**WHAT THE EXERCISE ASKS:**
Please transcribe the data below exactly. Leave the pictures out.

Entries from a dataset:
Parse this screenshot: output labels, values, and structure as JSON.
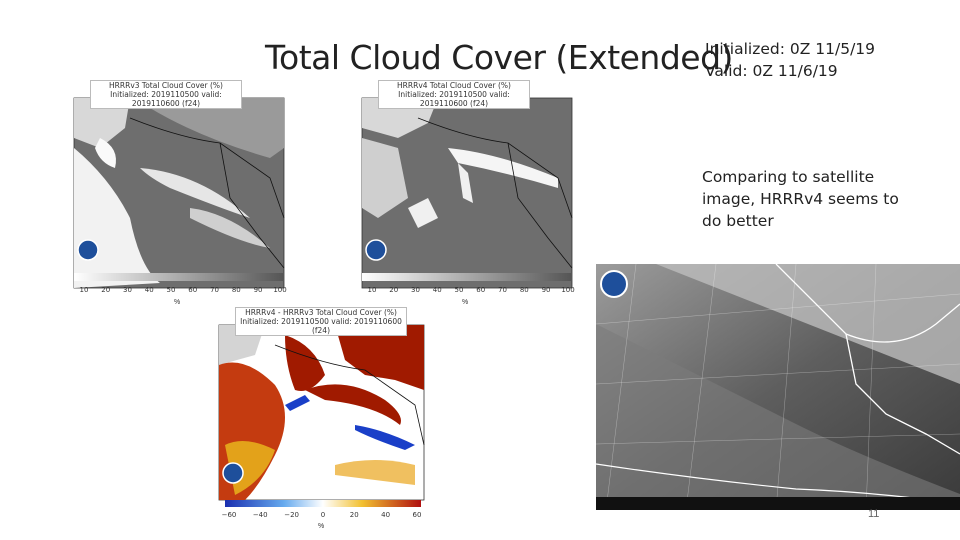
{
  "slide": {
    "title": "Total Cloud Cover (Extended)",
    "initialized": "Initialized: 0Z 11/5/19",
    "valid": "Valid: 0Z 11/6/19",
    "note": "Comparing to satellite image, HRRRv4 seems to do better",
    "page_number": "11"
  },
  "panels": {
    "v3": {
      "title_line1": "HRRRv3 Total Cloud Cover (%)",
      "title_line2": "Initialized: 2019110500 valid: 2019110600 (f24)",
      "ticks": [
        "10",
        "20",
        "30",
        "40",
        "50",
        "60",
        "70",
        "80",
        "90",
        "100"
      ],
      "unit": "%"
    },
    "v4": {
      "title_line1": "HRRRv4 Total Cloud Cover (%)",
      "title_line2": "Initialized: 2019110500 valid: 2019110600 (f24)",
      "ticks": [
        "10",
        "20",
        "30",
        "40",
        "50",
        "60",
        "70",
        "80",
        "90",
        "100"
      ],
      "unit": "%"
    },
    "diff": {
      "title_line1": "HRRRv4 - HRRRv3 Total Cloud Cover (%)",
      "title_line2": "Initialized: 2019110500 valid: 2019110600 (f24)",
      "ticks": [
        "−60",
        "−40",
        "−20",
        "0",
        "20",
        "40",
        "60"
      ],
      "unit": "%"
    }
  },
  "colors": {
    "cloud_gray": "#6e6e6e",
    "cloud_white": "#ffffff",
    "land": "#d0d0d0",
    "diff_positive": "#a01a00",
    "diff_negative": "#1a3fc8"
  }
}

**EXERCISE RESULT:**
Parse this screenshot: output labels, values, and structure as JSON.
{
  "slide": {
    "title": "Total Cloud Cover (Extended)",
    "initialized": "Initialized: 0Z 11/5/19",
    "valid": "Valid: 0Z 11/6/19",
    "note": "Comparing to satellite image, HRRRv4 seems to do better",
    "page_number": "11"
  },
  "panels": {
    "v3": {
      "title_line1": "HRRRv3 Total Cloud Cover (%)",
      "title_line2": "Initialized: 2019110500 valid: 2019110600 (f24)",
      "ticks": [
        "10",
        "20",
        "30",
        "40",
        "50",
        "60",
        "70",
        "80",
        "90",
        "100"
      ],
      "unit": "%"
    },
    "v4": {
      "title_line1": "HRRRv4 Total Cloud Cover (%)",
      "title_line2": "Initialized: 2019110500 valid: 2019110600 (f24)",
      "ticks": [
        "10",
        "20",
        "30",
        "40",
        "50",
        "60",
        "70",
        "80",
        "90",
        "100"
      ],
      "unit": "%"
    },
    "diff": {
      "title_line1": "HRRRv4 - HRRRv3 Total Cloud Cover (%)",
      "title_line2": "Initialized: 2019110500 valid: 2019110600 (f24)",
      "ticks": [
        "−60",
        "−40",
        "−20",
        "0",
        "20",
        "40",
        "60"
      ],
      "unit": "%"
    }
  },
  "colors": {
    "cloud_gray": "#6e6e6e",
    "cloud_white": "#ffffff",
    "land": "#d0d0d0",
    "diff_positive": "#a01a00",
    "diff_negative": "#1a3fc8"
  }
}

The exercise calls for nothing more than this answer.